____ Data provided

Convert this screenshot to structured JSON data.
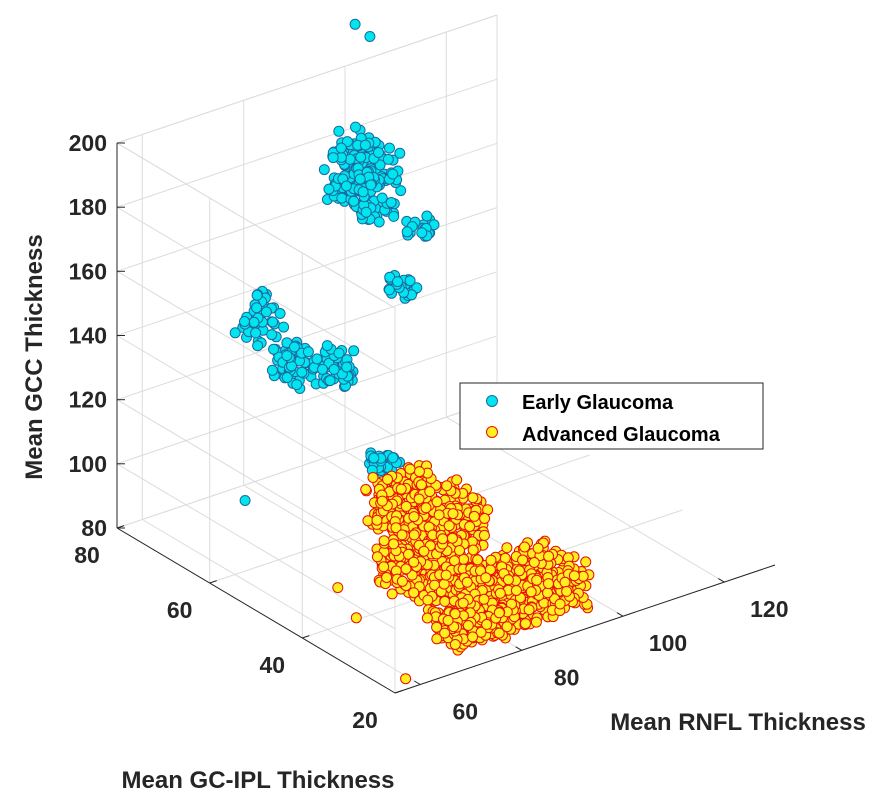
{
  "chart_data": {
    "type": "scatter3d",
    "title": "",
    "xlabel": "Mean RNFL Thickness",
    "ylabel": "Mean GC-IPL Thickness",
    "zlabel": "Mean GCC Thickness",
    "xlim": [
      55,
      130
    ],
    "ylim": [
      20,
      80
    ],
    "zlim": [
      80,
      200
    ],
    "xticks": [
      "60",
      "80",
      "100",
      "120"
    ],
    "yticks": [
      "20",
      "40",
      "60",
      "80"
    ],
    "zticks": [
      "80",
      "100",
      "120",
      "140",
      "160",
      "180",
      "200"
    ],
    "grid": true,
    "legend": {
      "placement": "center-right",
      "entries": [
        "Early Glaucoma",
        "Advanced Glaucoma"
      ]
    },
    "series": [
      {
        "name": "Early Glaucoma",
        "color": "#00e5ee",
        "edge_color": "#1a6aa0",
        "clusters": [
          {
            "x": [
              88,
              95
            ],
            "y": [
              62,
              72
            ],
            "z": [
              170,
              192
            ],
            "n": 220
          },
          {
            "x": [
              70,
              76
            ],
            "y": [
              66,
              72
            ],
            "z": [
              140,
              152
            ],
            "n": 45
          },
          {
            "x": [
              70,
              75
            ],
            "y": [
              58,
              64
            ],
            "z": [
              133,
              143
            ],
            "n": 55
          },
          {
            "x": [
              73,
              78
            ],
            "y": [
              52,
              58
            ],
            "z": [
              136,
              146
            ],
            "n": 55
          },
          {
            "x": [
              78,
              82
            ],
            "y": [
              48,
              52
            ],
            "z": [
              110,
              116
            ],
            "n": 30
          },
          {
            "x": [
              95,
              98
            ],
            "y": [
              62,
              66
            ],
            "z": [
              145,
              150
            ],
            "n": 25
          },
          {
            "x": [
              104,
              108
            ],
            "y": [
              68,
              72
            ],
            "z": [
              152,
              157
            ],
            "n": 20
          }
        ],
        "points": [
          {
            "x": 62,
            "y": 60,
            "z": 102
          },
          {
            "x": 102,
            "y": 80,
            "z": 212
          },
          {
            "x": 104,
            "y": 79,
            "z": 208
          }
        ]
      },
      {
        "name": "Advanced Glaucoma",
        "color": "#ffee22",
        "edge_color": "#e81000",
        "clusters": [
          {
            "x": [
              76,
              88
            ],
            "y": [
              35,
              50
            ],
            "z": [
              95,
              110
            ],
            "n": 420
          },
          {
            "x": [
              72,
              84
            ],
            "y": [
              30,
              44
            ],
            "z": [
              85,
              98
            ],
            "n": 320
          },
          {
            "x": [
              80,
              96
            ],
            "y": [
              22,
              34
            ],
            "z": [
              82,
              96
            ],
            "n": 420
          },
          {
            "x": [
              70,
              80
            ],
            "y": [
              22,
              30
            ],
            "z": [
              82,
              90
            ],
            "n": 200
          }
        ],
        "points": [
          {
            "x": 62,
            "y": 40,
            "z": 92
          },
          {
            "x": 62,
            "y": 36,
            "z": 86
          },
          {
            "x": 58,
            "y": 21,
            "z": 82
          }
        ]
      }
    ]
  }
}
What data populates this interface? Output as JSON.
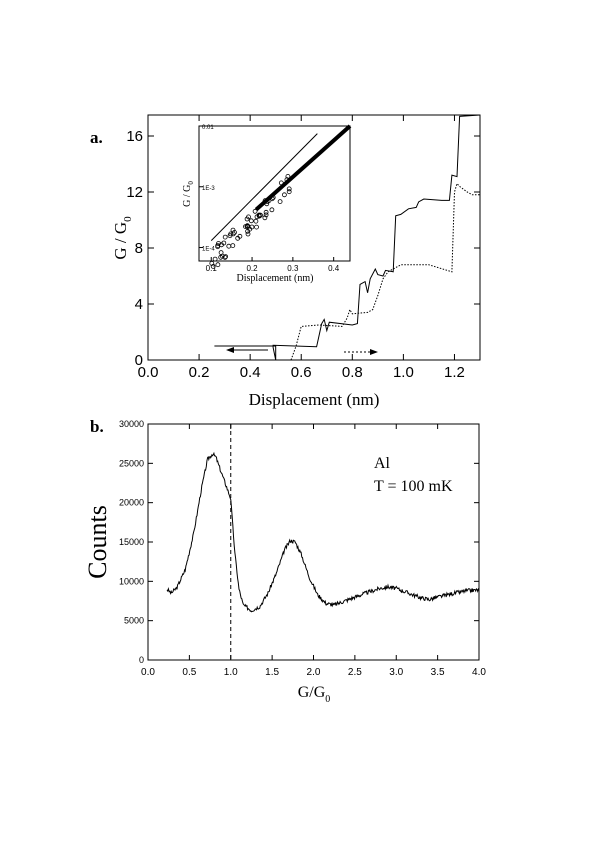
{
  "chart_data": [
    {
      "type": "line",
      "panel_label": "a.",
      "xlabel": "Displacement (nm)",
      "ylabel_main": "G / G",
      "ylabel_sub": "0",
      "xlim": [
        0.0,
        1.3
      ],
      "ylim": [
        0,
        17.5
      ],
      "xticks": [
        0.0,
        0.2,
        0.4,
        0.6,
        0.8,
        1.0,
        1.2
      ],
      "xtick_labels": [
        "0.0",
        "0.2",
        "0.4",
        "0.6",
        "0.8",
        "1.0",
        "1.2"
      ],
      "yticks": [
        0,
        4,
        8,
        12,
        16
      ],
      "ytick_labels": [
        "0",
        "4",
        "8",
        "12",
        "16"
      ],
      "series": [
        {
          "style": "solid",
          "points": [
            [
              0.26,
              1.0
            ],
            [
              0.5,
              1.0
            ],
            [
              0.5,
              0.0
            ],
            [
              0.49,
              0.9
            ],
            [
              0.49,
              1.05
            ],
            [
              0.66,
              0.95
            ],
            [
              0.68,
              2.6
            ],
            [
              0.69,
              2.9
            ],
            [
              0.7,
              2.1
            ],
            [
              0.71,
              2.7
            ],
            [
              0.8,
              2.5
            ],
            [
              0.82,
              2.6
            ],
            [
              0.83,
              5.4
            ],
            [
              0.85,
              5.6
            ],
            [
              0.86,
              4.8
            ],
            [
              0.87,
              5.8
            ],
            [
              0.89,
              6.5
            ],
            [
              0.9,
              6.1
            ],
            [
              0.92,
              6.0
            ],
            [
              0.93,
              6.4
            ],
            [
              0.96,
              6.3
            ],
            [
              0.97,
              10.3
            ],
            [
              0.99,
              10.4
            ],
            [
              1.02,
              10.8
            ],
            [
              1.05,
              10.9
            ],
            [
              1.06,
              11.3
            ],
            [
              1.08,
              11.5
            ],
            [
              1.15,
              11.4
            ],
            [
              1.18,
              11.4
            ],
            [
              1.19,
              13.2
            ],
            [
              1.21,
              13.1
            ],
            [
              1.22,
              17.4
            ],
            [
              1.3,
              17.5
            ]
          ]
        },
        {
          "style": "dotted",
          "points": [
            [
              0.56,
              0.0
            ],
            [
              0.58,
              1.0
            ],
            [
              0.6,
              2.4
            ],
            [
              0.67,
              2.5
            ],
            [
              0.76,
              2.4
            ],
            [
              0.78,
              3.0
            ],
            [
              0.79,
              3.6
            ],
            [
              0.8,
              3.3
            ],
            [
              0.86,
              3.4
            ],
            [
              0.88,
              3.6
            ],
            [
              0.9,
              4.6
            ],
            [
              0.92,
              5.8
            ],
            [
              0.94,
              6.3
            ],
            [
              0.99,
              6.8
            ],
            [
              1.1,
              6.8
            ],
            [
              1.19,
              6.3
            ],
            [
              1.2,
              12.0
            ],
            [
              1.21,
              12.6
            ],
            [
              1.22,
              12.4
            ],
            [
              1.25,
              12.0
            ],
            [
              1.27,
              11.8
            ],
            [
              1.3,
              11.8
            ]
          ]
        }
      ],
      "inset": {
        "type": "scatter",
        "xlabel": "Displacement (nm)",
        "ylabel_main": "G / G",
        "ylabel_sub": "0",
        "xlim": [
          0.07,
          0.44
        ],
        "ylog": true,
        "ylim": [
          6e-05,
          0.01
        ],
        "xticks": [
          0.1,
          0.2,
          0.3,
          0.4
        ],
        "xtick_labels": [
          "0.1",
          "0.2",
          "0.3",
          "0.4"
        ],
        "yticks": [
          0.0001,
          0.001,
          0.01
        ],
        "ytick_labels": [
          "1E-4",
          "1E-3",
          "0.01"
        ],
        "reference_line": [
          [
            0.1,
            0.00013
          ],
          [
            0.36,
            0.0075
          ]
        ],
        "data_line": [
          [
            0.1,
            6e-05
          ],
          [
            0.44,
            0.01
          ]
        ]
      }
    },
    {
      "type": "line",
      "panel_label": "b.",
      "xlabel_main": "G/G",
      "xlabel_sub": "0",
      "ylabel": "Counts",
      "xlim": [
        0.0,
        4.0
      ],
      "ylim": [
        0,
        30000
      ],
      "xticks": [
        0.0,
        0.5,
        1.0,
        1.5,
        2.0,
        2.5,
        3.0,
        3.5,
        4.0
      ],
      "xtick_labels": [
        "0.0",
        "0.5",
        "1.0",
        "1.5",
        "2.0",
        "2.5",
        "3.0",
        "3.5",
        "4.0"
      ],
      "yticks": [
        0,
        5000,
        10000,
        15000,
        20000,
        25000,
        30000
      ],
      "ytick_labels": [
        "0",
        "5000",
        "10000",
        "15000",
        "20000",
        "25000",
        "30000"
      ],
      "annotation_lines": [
        "Al",
        "T = 100 mK"
      ],
      "vline_x": 1.0,
      "series": [
        {
          "style": "solid",
          "points": [
            [
              0.23,
              9000
            ],
            [
              0.28,
              8500
            ],
            [
              0.35,
              9200
            ],
            [
              0.45,
              11500
            ],
            [
              0.55,
              16000
            ],
            [
              0.65,
              22000
            ],
            [
              0.72,
              25500
            ],
            [
              0.78,
              26200
            ],
            [
              0.82,
              25800
            ],
            [
              0.88,
              24000
            ],
            [
              0.95,
              22000
            ],
            [
              1.0,
              20500
            ],
            [
              1.05,
              13500
            ],
            [
              1.1,
              9000
            ],
            [
              1.15,
              7000
            ],
            [
              1.25,
              6300
            ],
            [
              1.35,
              6800
            ],
            [
              1.45,
              8500
            ],
            [
              1.55,
              11000
            ],
            [
              1.65,
              14000
            ],
            [
              1.72,
              15200
            ],
            [
              1.78,
              15000
            ],
            [
              1.85,
              13500
            ],
            [
              1.95,
              10500
            ],
            [
              2.05,
              8300
            ],
            [
              2.15,
              7200
            ],
            [
              2.25,
              7000
            ],
            [
              2.4,
              7600
            ],
            [
              2.6,
              8400
            ],
            [
              2.8,
              9100
            ],
            [
              2.9,
              9300
            ],
            [
              3.0,
              9100
            ],
            [
              3.15,
              8500
            ],
            [
              3.3,
              7900
            ],
            [
              3.4,
              7700
            ],
            [
              3.5,
              8000
            ],
            [
              3.7,
              8500
            ],
            [
              3.85,
              8800
            ],
            [
              4.0,
              8900
            ]
          ]
        }
      ]
    }
  ]
}
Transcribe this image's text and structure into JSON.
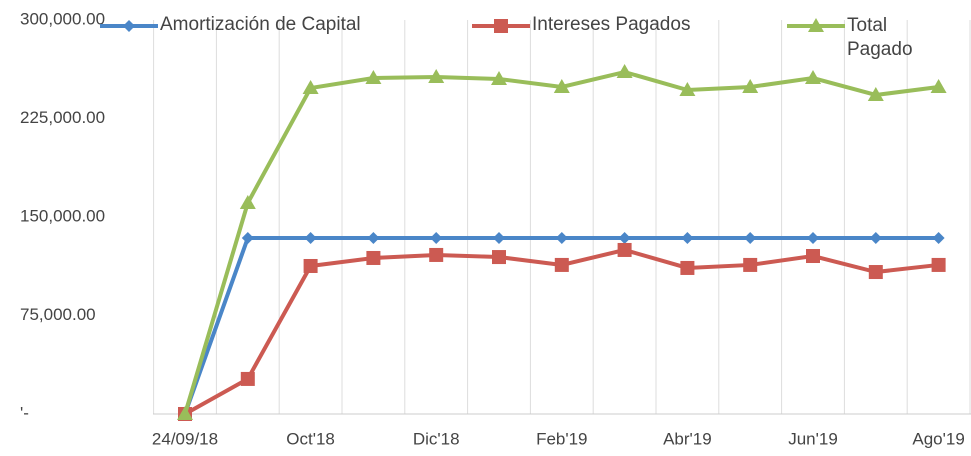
{
  "chart_data": {
    "type": "line",
    "categories": [
      "24/09/18",
      null,
      "Oct'18",
      null,
      "Dic'18",
      null,
      "Feb'19",
      null,
      "Abr'19",
      null,
      "Jun'19",
      null,
      "Ago'19"
    ],
    "series": [
      {
        "name": "Amortización de Capital",
        "color": "#4a86c8",
        "marker": "diamond",
        "values": [
          0,
          134000,
          134000,
          134000,
          134000,
          134000,
          134000,
          134000,
          134000,
          134000,
          134000,
          134000,
          134000
        ]
      },
      {
        "name": "Intereses Pagados",
        "color": "#cc5a52",
        "marker": "square",
        "values": [
          0,
          26700,
          112700,
          118800,
          121100,
          119500,
          113500,
          124900,
          111200,
          113500,
          120300,
          108100,
          113500
        ]
      },
      {
        "name": "Total Pagado",
        "color": "#99bd5a",
        "marker": "triangle",
        "values": [
          0,
          160700,
          248200,
          255800,
          256600,
          255100,
          249000,
          260400,
          246700,
          249000,
          255800,
          242900,
          249000
        ]
      }
    ],
    "ylim": [
      0,
      300000
    ],
    "yticks": [
      {
        "value": 0,
        "label": "'-"
      },
      {
        "value": 75000,
        "label": "75,000.00"
      },
      {
        "value": 150000,
        "label": "150,000.00"
      },
      {
        "value": 225000,
        "label": "225,000.00"
      },
      {
        "value": 300000,
        "label": "300,000.00"
      }
    ]
  }
}
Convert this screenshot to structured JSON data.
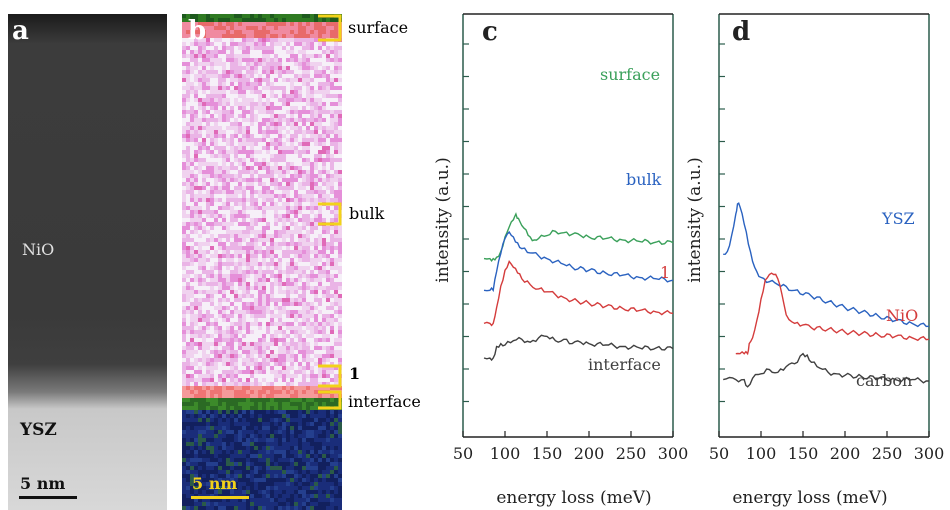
{
  "panels": {
    "a": {
      "letter": "a",
      "labels": {
        "nio": "NiO",
        "ysz": "YSZ",
        "scale": "5 nm"
      }
    },
    "b": {
      "letter": "b",
      "scale": "5 nm",
      "markers": {
        "surface": "surface",
        "bulk": "bulk",
        "one": "1",
        "interface": "interface"
      }
    },
    "c": {
      "letter": "c",
      "curve_labels": {
        "surface": "surface",
        "bulk": "bulk",
        "one": "1",
        "interface": "interface"
      }
    },
    "d": {
      "letter": "d",
      "curve_labels": {
        "ysz": "YSZ",
        "nio": "NiO",
        "carbon": "carbon"
      }
    }
  },
  "axes": {
    "ylabel": "intensity (a.u.)",
    "xlabel": "energy loss (meV)"
  },
  "colors": {
    "surface": "#3aa05a",
    "bulk": "#2a62c0",
    "one": "#d43c3c",
    "interface": "#404040",
    "marker": "#f2d21a",
    "axis": "#2c5c4c"
  },
  "chart_data": [
    {
      "type": "line",
      "panel": "c",
      "xlabel": "energy loss (meV)",
      "ylabel": "intensity (a.u.)",
      "xlim": [
        50,
        300
      ],
      "xticks": [
        50,
        100,
        150,
        200,
        250,
        300
      ],
      "series": [
        {
          "name": "surface",
          "x": [
            75,
            82,
            86,
            90,
            95,
            100,
            105,
            110,
            113,
            116,
            120,
            125,
            130,
            135,
            140,
            150,
            160,
            170,
            180,
            190,
            200,
            220,
            240,
            260,
            280,
            300
          ],
          "y": [
            0.88,
            0.88,
            0.88,
            0.9,
            0.98,
            1.18,
            1.32,
            1.42,
            1.5,
            1.44,
            1.34,
            1.28,
            1.18,
            1.14,
            1.16,
            1.2,
            1.26,
            1.24,
            1.22,
            1.2,
            1.18,
            1.16,
            1.14,
            1.12,
            1.11,
            1.1
          ]
        },
        {
          "name": "bulk",
          "x": [
            75,
            82,
            86,
            90,
            95,
            100,
            105,
            110,
            115,
            120,
            130,
            140,
            150,
            160,
            170,
            180,
            200,
            220,
            240,
            260,
            280,
            300
          ],
          "y": [
            0.44,
            0.44,
            0.44,
            0.7,
            0.95,
            1.16,
            1.25,
            1.18,
            1.1,
            1.02,
            0.96,
            0.92,
            0.88,
            0.84,
            0.8,
            0.76,
            0.72,
            0.68,
            0.65,
            0.62,
            0.6,
            0.58
          ]
        },
        {
          "name": "1",
          "x": [
            75,
            82,
            86,
            90,
            95,
            100,
            105,
            110,
            115,
            120,
            130,
            140,
            150,
            160,
            170,
            180,
            200,
            220,
            240,
            260,
            280,
            300
          ],
          "y": [
            -0.02,
            -0.02,
            -0.02,
            0.2,
            0.5,
            0.72,
            0.84,
            0.76,
            0.68,
            0.6,
            0.52,
            0.46,
            0.42,
            0.38,
            0.34,
            0.3,
            0.26,
            0.22,
            0.19,
            0.16,
            0.14,
            0.12
          ]
        },
        {
          "name": "interface",
          "x": [
            75,
            82,
            86,
            90,
            95,
            100,
            110,
            120,
            130,
            140,
            150,
            160,
            170,
            180,
            190,
            200,
            220,
            240,
            260,
            280,
            300
          ],
          "y": [
            -0.5,
            -0.5,
            -0.5,
            -0.34,
            -0.3,
            -0.32,
            -0.26,
            -0.24,
            -0.28,
            -0.22,
            -0.2,
            -0.26,
            -0.24,
            -0.3,
            -0.28,
            -0.3,
            -0.32,
            -0.34,
            -0.36,
            -0.36,
            -0.37
          ]
        }
      ]
    },
    {
      "type": "line",
      "panel": "d",
      "xlabel": "energy loss (meV)",
      "ylabel": "intensity (a.u.)",
      "xlim": [
        50,
        300
      ],
      "xticks": [
        50,
        100,
        150,
        200,
        250,
        300
      ],
      "series": [
        {
          "name": "YSZ",
          "x": [
            55,
            60,
            65,
            70,
            72,
            75,
            80,
            85,
            90,
            95,
            100,
            110,
            120,
            140,
            160,
            180,
            200,
            220,
            240,
            260,
            280,
            300
          ],
          "y": [
            0.94,
            0.98,
            1.2,
            1.5,
            1.64,
            1.6,
            1.36,
            1.08,
            0.84,
            0.7,
            0.62,
            0.56,
            0.52,
            0.44,
            0.36,
            0.28,
            0.2,
            0.14,
            0.08,
            0.02,
            -0.02,
            -0.06
          ]
        },
        {
          "name": "NiO",
          "x": [
            70,
            75,
            80,
            84,
            86,
            90,
            95,
            100,
            105,
            110,
            115,
            120,
            125,
            130,
            140,
            150,
            160,
            180,
            200,
            220,
            240,
            260,
            280,
            300
          ],
          "y": [
            -0.44,
            -0.44,
            -0.44,
            -0.44,
            -0.3,
            -0.22,
            0.02,
            0.32,
            0.58,
            0.66,
            0.66,
            0.6,
            0.38,
            0.1,
            -0.02,
            -0.04,
            -0.08,
            -0.1,
            -0.14,
            -0.16,
            -0.18,
            -0.2,
            -0.22,
            -0.24
          ]
        },
        {
          "name": "carbon",
          "x": [
            55,
            70,
            80,
            84,
            90,
            100,
            110,
            120,
            130,
            140,
            150,
            155,
            160,
            170,
            180,
            190,
            200,
            220,
            240,
            260,
            280,
            300
          ],
          "y": [
            -0.8,
            -0.8,
            -0.8,
            -0.9,
            -0.78,
            -0.72,
            -0.66,
            -0.7,
            -0.62,
            -0.58,
            -0.44,
            -0.46,
            -0.56,
            -0.64,
            -0.7,
            -0.72,
            -0.74,
            -0.76,
            -0.78,
            -0.8,
            -0.8,
            -0.82
          ]
        }
      ]
    }
  ]
}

________

Brief: Work out how many lines in the records above contain the word "this", and reply with that number alone.

Finished exercise: 4